* Start *

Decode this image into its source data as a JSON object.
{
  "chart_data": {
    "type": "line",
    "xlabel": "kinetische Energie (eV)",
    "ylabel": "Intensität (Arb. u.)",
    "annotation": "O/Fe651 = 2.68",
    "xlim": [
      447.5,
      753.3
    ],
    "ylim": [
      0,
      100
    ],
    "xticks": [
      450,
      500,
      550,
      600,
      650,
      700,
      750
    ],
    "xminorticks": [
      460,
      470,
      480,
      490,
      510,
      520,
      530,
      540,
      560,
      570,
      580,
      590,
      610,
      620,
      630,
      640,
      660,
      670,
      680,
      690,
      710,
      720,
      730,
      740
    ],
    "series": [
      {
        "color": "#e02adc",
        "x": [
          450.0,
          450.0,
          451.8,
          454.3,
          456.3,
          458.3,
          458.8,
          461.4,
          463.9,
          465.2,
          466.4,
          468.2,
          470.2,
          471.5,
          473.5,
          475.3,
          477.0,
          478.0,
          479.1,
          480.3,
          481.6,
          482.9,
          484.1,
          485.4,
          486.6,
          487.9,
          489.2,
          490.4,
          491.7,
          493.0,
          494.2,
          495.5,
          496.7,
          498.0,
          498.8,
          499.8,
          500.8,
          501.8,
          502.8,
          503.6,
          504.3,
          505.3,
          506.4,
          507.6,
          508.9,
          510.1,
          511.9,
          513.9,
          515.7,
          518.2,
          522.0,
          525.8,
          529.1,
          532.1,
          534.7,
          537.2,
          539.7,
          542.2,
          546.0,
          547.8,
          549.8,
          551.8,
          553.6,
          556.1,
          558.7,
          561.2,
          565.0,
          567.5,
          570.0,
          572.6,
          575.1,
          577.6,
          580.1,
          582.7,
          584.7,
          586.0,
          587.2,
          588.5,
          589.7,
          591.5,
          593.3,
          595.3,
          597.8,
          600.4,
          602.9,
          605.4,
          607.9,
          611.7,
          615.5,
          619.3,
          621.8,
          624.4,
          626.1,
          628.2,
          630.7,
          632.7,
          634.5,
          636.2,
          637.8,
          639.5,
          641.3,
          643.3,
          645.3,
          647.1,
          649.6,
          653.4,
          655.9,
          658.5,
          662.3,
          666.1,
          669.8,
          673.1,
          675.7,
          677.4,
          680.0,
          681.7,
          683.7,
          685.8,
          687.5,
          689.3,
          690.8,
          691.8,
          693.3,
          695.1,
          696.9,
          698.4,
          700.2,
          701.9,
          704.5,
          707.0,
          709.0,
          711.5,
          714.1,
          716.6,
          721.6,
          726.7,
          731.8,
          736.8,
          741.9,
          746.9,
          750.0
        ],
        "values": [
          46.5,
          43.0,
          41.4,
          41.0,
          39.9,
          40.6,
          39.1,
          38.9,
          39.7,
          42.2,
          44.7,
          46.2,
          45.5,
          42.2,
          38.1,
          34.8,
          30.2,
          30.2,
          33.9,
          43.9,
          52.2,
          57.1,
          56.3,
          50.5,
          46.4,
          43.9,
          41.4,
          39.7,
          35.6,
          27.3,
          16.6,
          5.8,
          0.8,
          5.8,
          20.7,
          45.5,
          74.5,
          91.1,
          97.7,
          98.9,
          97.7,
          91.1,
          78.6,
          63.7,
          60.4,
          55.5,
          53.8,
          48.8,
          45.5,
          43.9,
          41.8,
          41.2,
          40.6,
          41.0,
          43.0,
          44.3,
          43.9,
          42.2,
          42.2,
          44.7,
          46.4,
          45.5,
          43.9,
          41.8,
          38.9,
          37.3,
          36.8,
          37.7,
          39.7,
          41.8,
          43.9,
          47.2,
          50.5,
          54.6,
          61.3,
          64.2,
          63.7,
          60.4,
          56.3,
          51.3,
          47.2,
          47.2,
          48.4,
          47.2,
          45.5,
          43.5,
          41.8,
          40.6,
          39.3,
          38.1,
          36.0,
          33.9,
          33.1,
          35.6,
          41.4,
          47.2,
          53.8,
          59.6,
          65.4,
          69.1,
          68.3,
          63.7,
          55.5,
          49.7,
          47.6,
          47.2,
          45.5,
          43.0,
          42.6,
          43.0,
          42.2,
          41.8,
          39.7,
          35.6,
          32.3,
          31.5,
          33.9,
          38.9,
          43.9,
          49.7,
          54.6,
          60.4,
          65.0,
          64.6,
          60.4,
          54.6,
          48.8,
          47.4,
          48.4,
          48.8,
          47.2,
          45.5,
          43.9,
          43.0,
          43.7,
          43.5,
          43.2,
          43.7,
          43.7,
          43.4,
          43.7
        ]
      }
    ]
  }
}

* End *

Written request:
Each line of the material should be duplicated exactly, please.

Solved problem:
Decode this image into its source data as a JSON object.
{
  "chart_data": {
    "type": "line",
    "xlabel": "kinetische Energie (eV)",
    "ylabel": "Intensität (Arb. u.)",
    "annotation": "O/Fe651 = 2.68",
    "xlim": [
      447.5,
      753.3
    ],
    "ylim": [
      0,
      100
    ],
    "xticks": [
      450,
      500,
      550,
      600,
      650,
      700,
      750
    ],
    "xminorticks": [
      460,
      470,
      480,
      490,
      510,
      520,
      530,
      540,
      560,
      570,
      580,
      590,
      610,
      620,
      630,
      640,
      660,
      670,
      680,
      690,
      710,
      720,
      730,
      740
    ],
    "series": [
      {
        "color": "#e02adc",
        "x": [
          450.0,
          450.0,
          451.8,
          454.3,
          456.3,
          458.3,
          458.8,
          461.4,
          463.9,
          465.2,
          466.4,
          468.2,
          470.2,
          471.5,
          473.5,
          475.3,
          477.0,
          478.0,
          479.1,
          480.3,
          481.6,
          482.9,
          484.1,
          485.4,
          486.6,
          487.9,
          489.2,
          490.4,
          491.7,
          493.0,
          494.2,
          495.5,
          496.7,
          498.0,
          498.8,
          499.8,
          500.8,
          501.8,
          502.8,
          503.6,
          504.3,
          505.3,
          506.4,
          507.6,
          508.9,
          510.1,
          511.9,
          513.9,
          515.7,
          518.2,
          522.0,
          525.8,
          529.1,
          532.1,
          534.7,
          537.2,
          539.7,
          542.2,
          546.0,
          547.8,
          549.8,
          551.8,
          553.6,
          556.1,
          558.7,
          561.2,
          565.0,
          567.5,
          570.0,
          572.6,
          575.1,
          577.6,
          580.1,
          582.7,
          584.7,
          586.0,
          587.2,
          588.5,
          589.7,
          591.5,
          593.3,
          595.3,
          597.8,
          600.4,
          602.9,
          605.4,
          607.9,
          611.7,
          615.5,
          619.3,
          621.8,
          624.4,
          626.1,
          628.2,
          630.7,
          632.7,
          634.5,
          636.2,
          637.8,
          639.5,
          641.3,
          643.3,
          645.3,
          647.1,
          649.6,
          653.4,
          655.9,
          658.5,
          662.3,
          666.1,
          669.8,
          673.1,
          675.7,
          677.4,
          680.0,
          681.7,
          683.7,
          685.8,
          687.5,
          689.3,
          690.8,
          691.8,
          693.3,
          695.1,
          696.9,
          698.4,
          700.2,
          701.9,
          704.5,
          707.0,
          709.0,
          711.5,
          714.1,
          716.6,
          721.6,
          726.7,
          731.8,
          736.8,
          741.9,
          746.9,
          750.0
        ],
        "values": [
          46.5,
          43.0,
          41.4,
          41.0,
          39.9,
          40.6,
          39.1,
          38.9,
          39.7,
          42.2,
          44.7,
          46.2,
          45.5,
          42.2,
          38.1,
          34.8,
          30.2,
          30.2,
          33.9,
          43.9,
          52.2,
          57.1,
          56.3,
          50.5,
          46.4,
          43.9,
          41.4,
          39.7,
          35.6,
          27.3,
          16.6,
          5.8,
          0.8,
          5.8,
          20.7,
          45.5,
          74.5,
          91.1,
          97.7,
          98.9,
          97.7,
          91.1,
          78.6,
          63.7,
          60.4,
          55.5,
          53.8,
          48.8,
          45.5,
          43.9,
          41.8,
          41.2,
          40.6,
          41.0,
          43.0,
          44.3,
          43.9,
          42.2,
          42.2,
          44.7,
          46.4,
          45.5,
          43.9,
          41.8,
          38.9,
          37.3,
          36.8,
          37.7,
          39.7,
          41.8,
          43.9,
          47.2,
          50.5,
          54.6,
          61.3,
          64.2,
          63.7,
          60.4,
          56.3,
          51.3,
          47.2,
          47.2,
          48.4,
          47.2,
          45.5,
          43.5,
          41.8,
          40.6,
          39.3,
          38.1,
          36.0,
          33.9,
          33.1,
          35.6,
          41.4,
          47.2,
          53.8,
          59.6,
          65.4,
          69.1,
          68.3,
          63.7,
          55.5,
          49.7,
          47.6,
          47.2,
          45.5,
          43.0,
          42.6,
          43.0,
          42.2,
          41.8,
          39.7,
          35.6,
          32.3,
          31.5,
          33.9,
          38.9,
          43.9,
          49.7,
          54.6,
          60.4,
          65.0,
          64.6,
          60.4,
          54.6,
          48.8,
          47.4,
          48.4,
          48.8,
          47.2,
          45.5,
          43.9,
          43.0,
          43.7,
          43.5,
          43.2,
          43.7,
          43.7,
          43.4,
          43.7
        ]
      }
    ]
  }
}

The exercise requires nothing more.